--- BEGIN Material shown ---

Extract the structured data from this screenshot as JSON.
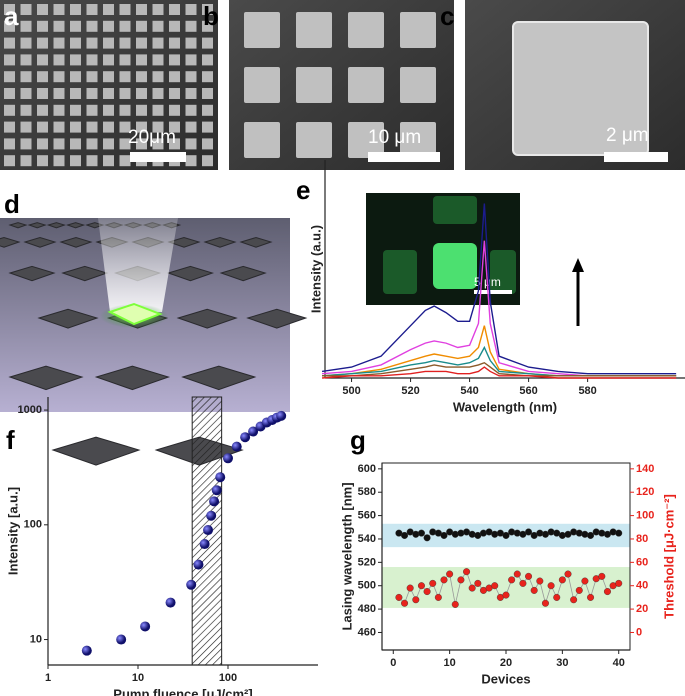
{
  "panels": [
    {
      "label": "a",
      "scale_bar": "20μm"
    },
    {
      "label": "b",
      "scale_bar": "10 μm"
    },
    {
      "label": "c",
      "scale_bar": "2 μm"
    },
    {
      "label": "d"
    }
  ],
  "chart_data": [
    {
      "type": "line",
      "label": "e",
      "xlabel": "Wavelength (nm)",
      "ylabel": "Intensity (a.u.)",
      "inset_scale_bar": "5 μm",
      "x": [
        490,
        500,
        510,
        520,
        525,
        528,
        532,
        536,
        540,
        543,
        545,
        547,
        550,
        560,
        570,
        580,
        590,
        600,
        610
      ],
      "xlim": [
        491,
        613
      ],
      "xticks": [
        500,
        520,
        540,
        560,
        580
      ],
      "ylim": [
        0,
        100
      ],
      "series": [
        {
          "color": "#1c1c8e",
          "values": [
            3,
            5,
            10,
            24,
            31,
            33,
            30,
            26,
            26,
            40,
            80,
            35,
            10,
            5,
            3,
            2,
            2,
            2,
            2
          ]
        },
        {
          "color": "#e040e0",
          "values": [
            2,
            3,
            6,
            13,
            16,
            17,
            16,
            14,
            15,
            25,
            63,
            25,
            7,
            3,
            2,
            1,
            1,
            1,
            1
          ]
        },
        {
          "color": "#f08c00",
          "values": [
            1,
            2,
            4,
            8,
            10,
            11,
            10,
            9,
            10,
            14,
            24,
            12,
            4,
            2,
            1,
            1,
            1,
            1,
            1
          ]
        },
        {
          "color": "#1a8c8c",
          "values": [
            1,
            2,
            3,
            6,
            7,
            8,
            7,
            6,
            7,
            9,
            14,
            8,
            3,
            2,
            1,
            1,
            1,
            1,
            1
          ]
        },
        {
          "color": "#8c5a2a",
          "values": [
            1,
            1,
            2,
            4,
            5,
            6,
            5,
            5,
            5,
            6,
            7,
            5,
            2,
            1,
            1,
            1,
            1,
            1,
            1
          ]
        },
        {
          "color": "#e02020",
          "values": [
            0,
            1,
            1,
            2,
            3,
            3,
            3,
            2,
            2,
            3,
            5,
            3,
            1,
            1,
            0,
            0,
            0,
            0,
            0
          ]
        }
      ]
    },
    {
      "type": "scatter",
      "label": "f",
      "xlabel": "Pump fluence [μJ/cm²]",
      "ylabel": "Intensity [a.u.]",
      "xscale": "log",
      "yscale": "log",
      "xlim": [
        1,
        1000
      ],
      "ylim": [
        6,
        1300
      ],
      "xticks": [
        1,
        10,
        100
      ],
      "yticks": [
        10,
        100,
        1000
      ],
      "shaded_band": [
        40,
        85
      ],
      "x": [
        2.7,
        6.5,
        12,
        23,
        39,
        47,
        55,
        60,
        65,
        70,
        75,
        82,
        100,
        125,
        155,
        190,
        230,
        270,
        310,
        350,
        390
      ],
      "series": [
        {
          "color": "#1a1a8c",
          "values": [
            8,
            10,
            13,
            21,
            30,
            45,
            68,
            90,
            120,
            160,
            200,
            260,
            380,
            480,
            580,
            650,
            720,
            780,
            820,
            860,
            890
          ]
        }
      ]
    },
    {
      "type": "scatter",
      "label": "g",
      "xlabel": "Devices",
      "ylabel": "Lasing wavelength [nm]",
      "y2label": "Threshold [μJ·cm⁻²]",
      "box": true,
      "y2color": "#e8231c",
      "xlim": [
        -2,
        42
      ],
      "xticks": [
        0,
        10,
        20,
        30,
        40
      ],
      "ylim": [
        445,
        605
      ],
      "yticks": [
        460,
        480,
        500,
        520,
        540,
        560,
        580,
        600
      ],
      "y2lim": [
        -15,
        145
      ],
      "y2ticks": [
        0,
        20,
        40,
        60,
        80,
        100,
        120,
        140
      ],
      "bands": [
        {
          "range": [
            533,
            553
          ],
          "color": "#9fd3e6"
        },
        {
          "range": [
            481,
            516
          ],
          "color": "#b8e6a8"
        }
      ],
      "x": [
        1,
        2,
        3,
        4,
        5,
        6,
        7,
        8,
        9,
        10,
        11,
        12,
        13,
        14,
        15,
        16,
        17,
        18,
        19,
        20,
        21,
        22,
        23,
        24,
        25,
        26,
        27,
        28,
        29,
        30,
        31,
        32,
        33,
        34,
        35,
        36,
        37,
        38,
        39,
        40
      ],
      "series": [
        {
          "color": "#111111",
          "connect": true,
          "values": [
            545,
            543,
            546,
            544,
            545,
            541,
            546,
            545,
            543,
            546,
            544,
            545,
            546,
            544,
            543,
            545,
            546,
            544,
            545,
            543,
            546,
            545,
            544,
            546,
            543,
            545,
            544,
            546,
            545,
            543,
            544,
            546,
            545,
            544,
            543,
            546,
            545,
            544,
            546,
            545
          ]
        },
        {
          "color": "#e8231c",
          "axis": "y2",
          "connect": true,
          "values": [
            30,
            25,
            38,
            28,
            40,
            35,
            42,
            30,
            45,
            50,
            24,
            45,
            52,
            38,
            42,
            36,
            38,
            40,
            30,
            32,
            45,
            50,
            42,
            48,
            36,
            44,
            25,
            40,
            30,
            45,
            50,
            28,
            36,
            44,
            30,
            46,
            48,
            35,
            40,
            42
          ]
        }
      ]
    }
  ]
}
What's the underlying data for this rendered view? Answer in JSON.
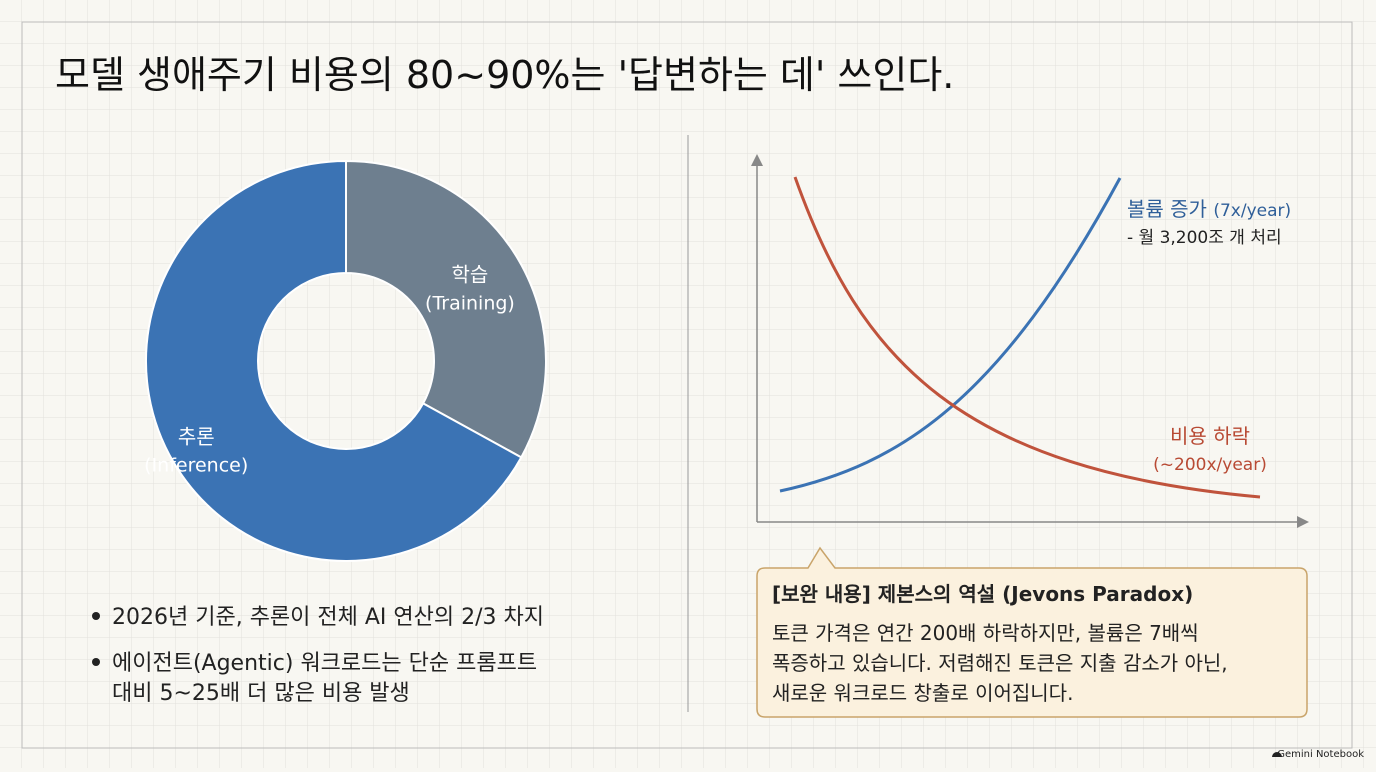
{
  "title": "모델 생애주기 비용의 80~90%는 '답변하는 데' 쓰인다.",
  "donut": {
    "type": "pie",
    "slices": [
      {
        "name": "학습",
        "sub": "(Training)",
        "value": 33,
        "color": "#6e7f8f"
      },
      {
        "name": "추론",
        "sub": "(Inference)",
        "value": 67,
        "color": "#3b73b4"
      }
    ]
  },
  "bullets": [
    [
      "2026년 기준, 추론이 전체 AI 연산의 2/3 차지"
    ],
    [
      "에이전트(Agentic) 워크로드는 단순 프롬프트",
      "대비 5~25배 더 많은 비용 발생"
    ]
  ],
  "trend": {
    "volume": {
      "label": "볼륨 증가",
      "rate": "(7x/year)",
      "note": "- 월 3,200조 개 처리"
    },
    "cost": {
      "label": "비용 하락",
      "rate": "(~200x/year)"
    }
  },
  "callout": {
    "title": "[보완 내용] 제본스의 역설 (Jevons Paradox)",
    "lines": [
      "토큰 가격은 연간 200배 하락하지만, 볼륨은 7배씩",
      "폭증하고 있습니다. 저렴해진 토큰은 지출 감소가 아닌,",
      "새로운 워크로드 창출로 이어집니다."
    ]
  },
  "footer": "Gemini Notebook"
}
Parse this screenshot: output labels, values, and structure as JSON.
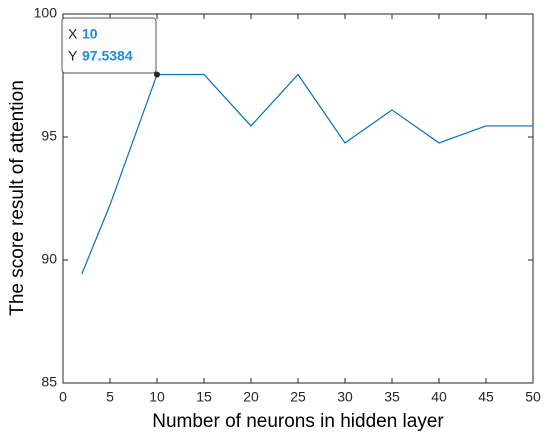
{
  "chart_data": {
    "type": "line",
    "xlabel": "Number of neurons in hidden layer",
    "ylabel": "The score result of attention",
    "x": [
      2,
      5,
      10,
      15,
      20,
      25,
      30,
      35,
      40,
      45,
      50
    ],
    "values": [
      89.43,
      92.24,
      97.5384,
      97.54,
      95.45,
      97.54,
      94.76,
      96.1,
      94.76,
      95.45,
      95.45
    ],
    "color": "#0072bd",
    "xlim": [
      0,
      50
    ],
    "xticks": [
      0,
      5,
      10,
      15,
      20,
      25,
      30,
      35,
      40,
      45,
      50
    ],
    "ylim": [
      85,
      100
    ],
    "yticks": [
      85,
      90,
      95,
      100
    ],
    "box": true,
    "datatip": {
      "x_label": "X",
      "x": 10,
      "y_label": "Y",
      "y": 97.5384
    }
  }
}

--- END Material shown ---

* **Description of the task**:
Write out the lines of the listing from the one that holds "Parse this screenshot: output" to the very last line, both included, exactly as they appear and without any pictures.

* **Finished answer**:
Parse this screenshot: output labels, values, and structure as JSON.
{
  "chart_data": {
    "type": "line",
    "xlabel": "Number of neurons in hidden layer",
    "ylabel": "The score result of attention",
    "x": [
      2,
      5,
      10,
      15,
      20,
      25,
      30,
      35,
      40,
      45,
      50
    ],
    "values": [
      89.43,
      92.24,
      97.5384,
      97.54,
      95.45,
      97.54,
      94.76,
      96.1,
      94.76,
      95.45,
      95.45
    ],
    "color": "#0072bd",
    "xlim": [
      0,
      50
    ],
    "xticks": [
      0,
      5,
      10,
      15,
      20,
      25,
      30,
      35,
      40,
      45,
      50
    ],
    "ylim": [
      85,
      100
    ],
    "yticks": [
      85,
      90,
      95,
      100
    ],
    "box": true,
    "datatip": {
      "x_label": "X",
      "x": 10,
      "y_label": "Y",
      "y": 97.5384
    }
  }
}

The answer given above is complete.